* START *

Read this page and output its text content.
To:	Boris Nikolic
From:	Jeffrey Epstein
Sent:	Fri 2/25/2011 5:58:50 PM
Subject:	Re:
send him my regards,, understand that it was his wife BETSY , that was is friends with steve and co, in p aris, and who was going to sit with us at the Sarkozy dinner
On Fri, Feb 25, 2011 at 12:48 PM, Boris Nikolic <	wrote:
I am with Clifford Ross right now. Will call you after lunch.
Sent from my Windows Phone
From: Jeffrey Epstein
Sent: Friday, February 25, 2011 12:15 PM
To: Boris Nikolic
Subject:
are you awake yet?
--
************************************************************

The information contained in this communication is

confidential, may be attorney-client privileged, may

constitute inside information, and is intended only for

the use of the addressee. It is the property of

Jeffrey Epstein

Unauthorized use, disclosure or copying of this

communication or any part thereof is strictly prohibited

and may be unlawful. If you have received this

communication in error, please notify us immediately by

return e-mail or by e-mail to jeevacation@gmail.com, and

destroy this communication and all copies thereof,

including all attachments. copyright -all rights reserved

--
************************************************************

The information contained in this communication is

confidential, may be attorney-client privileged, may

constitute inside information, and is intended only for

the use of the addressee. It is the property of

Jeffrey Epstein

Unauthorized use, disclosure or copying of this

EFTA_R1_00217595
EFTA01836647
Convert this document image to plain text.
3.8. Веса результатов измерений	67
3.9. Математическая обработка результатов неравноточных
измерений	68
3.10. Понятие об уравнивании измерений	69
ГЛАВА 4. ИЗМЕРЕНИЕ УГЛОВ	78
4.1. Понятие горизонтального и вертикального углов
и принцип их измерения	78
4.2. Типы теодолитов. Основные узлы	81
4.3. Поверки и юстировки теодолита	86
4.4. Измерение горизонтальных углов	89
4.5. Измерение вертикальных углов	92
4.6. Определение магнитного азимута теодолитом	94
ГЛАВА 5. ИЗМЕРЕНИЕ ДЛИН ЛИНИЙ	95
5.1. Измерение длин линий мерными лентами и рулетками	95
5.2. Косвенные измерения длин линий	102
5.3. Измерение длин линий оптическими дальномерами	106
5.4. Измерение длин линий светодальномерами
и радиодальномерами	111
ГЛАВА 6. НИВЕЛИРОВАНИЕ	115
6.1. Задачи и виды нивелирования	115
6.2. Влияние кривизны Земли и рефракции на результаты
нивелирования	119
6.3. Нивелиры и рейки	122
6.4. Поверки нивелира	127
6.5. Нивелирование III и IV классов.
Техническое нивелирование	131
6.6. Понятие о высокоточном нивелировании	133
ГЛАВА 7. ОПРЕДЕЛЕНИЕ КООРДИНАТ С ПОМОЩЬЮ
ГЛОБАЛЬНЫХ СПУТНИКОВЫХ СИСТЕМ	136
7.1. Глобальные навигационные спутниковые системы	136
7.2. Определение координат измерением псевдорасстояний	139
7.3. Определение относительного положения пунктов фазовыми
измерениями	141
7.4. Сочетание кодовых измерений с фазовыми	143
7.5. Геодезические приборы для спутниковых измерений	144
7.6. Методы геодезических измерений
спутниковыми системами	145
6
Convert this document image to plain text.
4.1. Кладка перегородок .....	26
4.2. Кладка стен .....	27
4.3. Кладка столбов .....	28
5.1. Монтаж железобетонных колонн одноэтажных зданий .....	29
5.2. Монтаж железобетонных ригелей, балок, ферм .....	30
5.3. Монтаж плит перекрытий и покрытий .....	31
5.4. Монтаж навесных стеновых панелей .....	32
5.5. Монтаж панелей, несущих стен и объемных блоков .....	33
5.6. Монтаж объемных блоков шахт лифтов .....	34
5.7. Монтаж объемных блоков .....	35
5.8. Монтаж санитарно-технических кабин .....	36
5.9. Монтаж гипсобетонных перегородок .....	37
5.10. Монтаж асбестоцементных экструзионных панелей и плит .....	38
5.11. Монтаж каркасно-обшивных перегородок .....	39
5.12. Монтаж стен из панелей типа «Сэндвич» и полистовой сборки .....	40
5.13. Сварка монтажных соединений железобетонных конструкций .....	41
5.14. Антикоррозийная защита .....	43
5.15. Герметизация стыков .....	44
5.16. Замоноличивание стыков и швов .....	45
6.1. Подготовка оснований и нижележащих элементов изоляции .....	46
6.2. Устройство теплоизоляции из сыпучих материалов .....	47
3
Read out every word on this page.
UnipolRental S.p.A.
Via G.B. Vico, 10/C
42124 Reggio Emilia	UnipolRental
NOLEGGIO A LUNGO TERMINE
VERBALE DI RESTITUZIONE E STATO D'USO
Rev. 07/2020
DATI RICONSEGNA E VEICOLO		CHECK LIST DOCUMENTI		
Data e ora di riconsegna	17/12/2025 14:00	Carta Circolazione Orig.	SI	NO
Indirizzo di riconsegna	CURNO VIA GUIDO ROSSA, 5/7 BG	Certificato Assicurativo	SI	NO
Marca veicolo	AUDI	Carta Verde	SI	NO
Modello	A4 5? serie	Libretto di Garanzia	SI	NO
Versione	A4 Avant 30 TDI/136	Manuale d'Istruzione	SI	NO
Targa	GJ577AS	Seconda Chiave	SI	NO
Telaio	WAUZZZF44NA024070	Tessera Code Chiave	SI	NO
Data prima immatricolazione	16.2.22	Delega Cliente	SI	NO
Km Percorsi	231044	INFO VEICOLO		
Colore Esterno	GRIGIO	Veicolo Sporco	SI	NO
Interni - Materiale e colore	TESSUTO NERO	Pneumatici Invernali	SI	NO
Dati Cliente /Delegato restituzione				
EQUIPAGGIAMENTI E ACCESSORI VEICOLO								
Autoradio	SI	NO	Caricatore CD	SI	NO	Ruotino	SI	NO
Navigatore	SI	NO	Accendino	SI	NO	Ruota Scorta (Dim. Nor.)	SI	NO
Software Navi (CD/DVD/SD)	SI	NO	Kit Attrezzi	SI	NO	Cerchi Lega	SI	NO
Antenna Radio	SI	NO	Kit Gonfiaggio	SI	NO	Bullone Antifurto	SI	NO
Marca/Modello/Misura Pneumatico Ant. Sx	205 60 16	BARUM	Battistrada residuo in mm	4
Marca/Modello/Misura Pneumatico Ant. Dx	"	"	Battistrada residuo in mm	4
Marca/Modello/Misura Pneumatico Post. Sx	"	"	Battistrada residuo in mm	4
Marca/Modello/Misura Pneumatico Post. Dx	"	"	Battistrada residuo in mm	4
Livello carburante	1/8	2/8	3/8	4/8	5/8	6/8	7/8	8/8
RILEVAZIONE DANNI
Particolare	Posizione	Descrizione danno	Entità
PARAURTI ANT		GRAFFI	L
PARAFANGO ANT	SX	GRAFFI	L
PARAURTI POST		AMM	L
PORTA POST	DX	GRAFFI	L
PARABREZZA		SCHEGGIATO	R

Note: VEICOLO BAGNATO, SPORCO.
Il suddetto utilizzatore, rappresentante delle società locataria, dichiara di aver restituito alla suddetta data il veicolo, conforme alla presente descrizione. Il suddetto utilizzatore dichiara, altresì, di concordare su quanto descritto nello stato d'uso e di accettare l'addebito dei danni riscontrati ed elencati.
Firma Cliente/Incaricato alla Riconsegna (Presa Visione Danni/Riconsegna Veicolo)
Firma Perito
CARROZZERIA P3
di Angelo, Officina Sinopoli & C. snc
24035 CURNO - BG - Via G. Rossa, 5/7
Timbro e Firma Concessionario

* END *

Write the material out exactly, with nothing left out.

Read this page and output its text content.
To:	Boris Nikolic
From:	Jeffrey Epstein
Sent:	Fri 2/25/2011 5:58:50 PM
Subject:	Re:
send him my regards,, understand that it was his wife BETSY , that was is friends with steve and co, in p aris, and who was going to sit with us at the Sarkozy dinner
On Fri, Feb 25, 2011 at 12:48 PM, Boris Nikolic <	wrote:
I am with Clifford Ross right now. Will call you after lunch.
Sent from my Windows Phone
From: Jeffrey Epstein
Sent: Friday, February 25, 2011 12:15 PM
To: Boris Nikolic
Subject:
are you awake yet?
--
************************************************************

The information contained in this communication is

confidential, may be attorney-client privileged, may

constitute inside information, and is intended only for

the use of the addressee. It is the property of

Jeffrey Epstein

Unauthorized use, disclosure or copying of this

communication or any part thereof is strictly prohibited

and may be unlawful. If you have received this

communication in error, please notify us immediately by

return e-mail or by e-mail to jeevacation@gmail.com, and

destroy this communication and all copies thereof,

including all attachments. copyright -all rights reserved

--
************************************************************

The information contained in this communication is

confidential, may be attorney-client privileged, may

constitute inside information, and is intended only for

the use of the addressee. It is the property of

Jeffrey Epstein

Unauthorized use, disclosure or copying of this

EFTA_R1_00217595
EFTA01836647
Convert this document image to plain text.
3.8. Веса результатов измерений	67
3.9. Математическая обработка результатов неравноточных
измерений	68
3.10. Понятие об уравнивании измерений	69
ГЛАВА 4. ИЗМЕРЕНИЕ УГЛОВ	78
4.1. Понятие горизонтального и вертикального углов
и принцип их измерения	78
4.2. Типы теодолитов. Основные узлы	81
4.3. Поверки и юстировки теодолита	86
4.4. Измерение горизонтальных углов	89
4.5. Измерение вертикальных углов	92
4.6. Определение магнитного азимута теодолитом	94
ГЛАВА 5. ИЗМЕРЕНИЕ ДЛИН ЛИНИЙ	95
5.1. Измерение длин линий мерными лентами и рулетками	95
5.2. Косвенные измерения длин линий	102
5.3. Измерение длин линий оптическими дальномерами	106
5.4. Измерение длин линий светодальномерами
и радиодальномерами	111
ГЛАВА 6. НИВЕЛИРОВАНИЕ	115
6.1. Задачи и виды нивелирования	115
6.2. Влияние кривизны Земли и рефракции на результаты
нивелирования	119
6.3. Нивелиры и рейки	122
6.4. Поверки нивелира	127
6.5. Нивелирование III и IV классов.
Техническое нивелирование	131
6.6. Понятие о высокоточном нивелировании	133
ГЛАВА 7. ОПРЕДЕЛЕНИЕ КООРДИНАТ С ПОМОЩЬЮ
ГЛОБАЛЬНЫХ СПУТНИКОВЫХ СИСТЕМ	136
7.1. Глобальные навигационные спутниковые системы	136
7.2. Определение координат измерением псевдорасстояний	139
7.3. Определение относительного положения пунктов фазовыми
измерениями	141
7.4. Сочетание кодовых измерений с фазовыми	143
7.5. Геодезические приборы для спутниковых измерений	144
7.6. Методы геодезических измерений
спутниковыми системами	145
6
Convert this document image to plain text.
4.1. Кладка перегородок .....	26
4.2. Кладка стен .....	27
4.3. Кладка столбов .....	28
5.1. Монтаж железобетонных колонн одноэтажных зданий .....	29
5.2. Монтаж железобетонных ригелей, балок, ферм .....	30
5.3. Монтаж плит перекрытий и покрытий .....	31
5.4. Монтаж навесных стеновых панелей .....	32
5.5. Монтаж панелей, несущих стен и объемных блоков .....	33
5.6. Монтаж объемных блоков шахт лифтов .....	34
5.7. Монтаж объемных блоков .....	35
5.8. Монтаж санитарно-технических кабин .....	36
5.9. Монтаж гипсобетонных перегородок .....	37
5.10. Монтаж асбестоцементных экструзионных панелей и плит .....	38
5.11. Монтаж каркасно-обшивных перегородок .....	39
5.12. Монтаж стен из панелей типа «Сэндвич» и полистовой сборки .....	40
5.13. Сварка монтажных соединений железобетонных конструкций .....	41
5.14. Антикоррозийная защита .....	43
5.15. Герметизация стыков .....	44
5.16. Замоноличивание стыков и швов .....	45
6.1. Подготовка оснований и нижележащих элементов изоляции .....	46
6.2. Устройство теплоизоляции из сыпучих материалов .....	47
3
Read out every word on this page.
UnipolRental S.p.A.
Via G.B. Vico, 10/C
42124 Reggio Emilia	UnipolRental
NOLEGGIO A LUNGO TERMINE
VERBALE DI RESTITUZIONE E STATO D'USO
Rev. 07/2020
DATI RICONSEGNA E VEICOLO		CHECK LIST DOCUMENTI		
Data e ora di riconsegna	17/12/2025 14:00	Carta Circolazione Orig.	SI	NO
Indirizzo di riconsegna	CURNO VIA GUIDO ROSSA, 5/7 BG	Certificato Assicurativo	SI	NO
Marca veicolo	AUDI	Carta Verde	SI	NO
Modello	A4 5? serie	Libretto di Garanzia	SI	NO
Versione	A4 Avant 30 TDI/136	Manuale d'Istruzione	SI	NO
Targa	GJ577AS	Seconda Chiave	SI	NO
Telaio	WAUZZZF44NA024070	Tessera Code Chiave	SI	NO
Data prima immatricolazione	16.2.22	Delega Cliente	SI	NO
Km Percorsi	231044	INFO VEICOLO		
Colore Esterno	GRIGIO	Veicolo Sporco	SI	NO
Interni - Materiale e colore	TESSUTO NERO	Pneumatici Invernali	SI	NO
Dati Cliente /Delegato restituzione				
EQUIPAGGIAMENTI E ACCESSORI VEICOLO								
Autoradio	SI	NO	Caricatore CD	SI	NO	Ruotino	SI	NO
Navigatore	SI	NO	Accendino	SI	NO	Ruota Scorta (Dim. Nor.)	SI	NO
Software Navi (CD/DVD/SD)	SI	NO	Kit Attrezzi	SI	NO	Cerchi Lega	SI	NO
Antenna Radio	SI	NO	Kit Gonfiaggio	SI	NO	Bullone Antifurto	SI	NO
Marca/Modello/Misura Pneumatico Ant. Sx	205 60 16	BARUM	Battistrada residuo in mm	4
Marca/Modello/Misura Pneumatico Ant. Dx	"	"	Battistrada residuo in mm	4
Marca/Modello/Misura Pneumatico Post. Sx	"	"	Battistrada residuo in mm	4
Marca/Modello/Misura Pneumatico Post. Dx	"	"	Battistrada residuo in mm	4
Livello carburante	1/8	2/8	3/8	4/8	5/8	6/8	7/8	8/8
RILEVAZIONE DANNI
Particolare	Posizione	Descrizione danno	Entità
PARAURTI ANT		GRAFFI	L
PARAFANGO ANT	SX	GRAFFI	L
PARAURTI POST		AMM	L
PORTA POST	DX	GRAFFI	L
PARABREZZA		SCHEGGIATO	R

Note: VEICOLO BAGNATO, SPORCO.
Il suddetto utilizzatore, rappresentante delle società locataria, dichiara di aver restituito alla suddetta data il veicolo, conforme alla presente descrizione. Il suddetto utilizzatore dichiara, altresì, di concordare su quanto descritto nello stato d'uso e di accettare l'addebito dei danni riscontrati ed elencati.
Firma Cliente/Incaricato alla Riconsegna (Presa Visione Danni/Riconsegna Veicolo)
Firma Perito
CARROZZERIA P3
di Angelo, Officina Sinopoli & C. snc
24035 CURNO - BG - Via G. Rossa, 5/7
Timbro e Firma Concessionario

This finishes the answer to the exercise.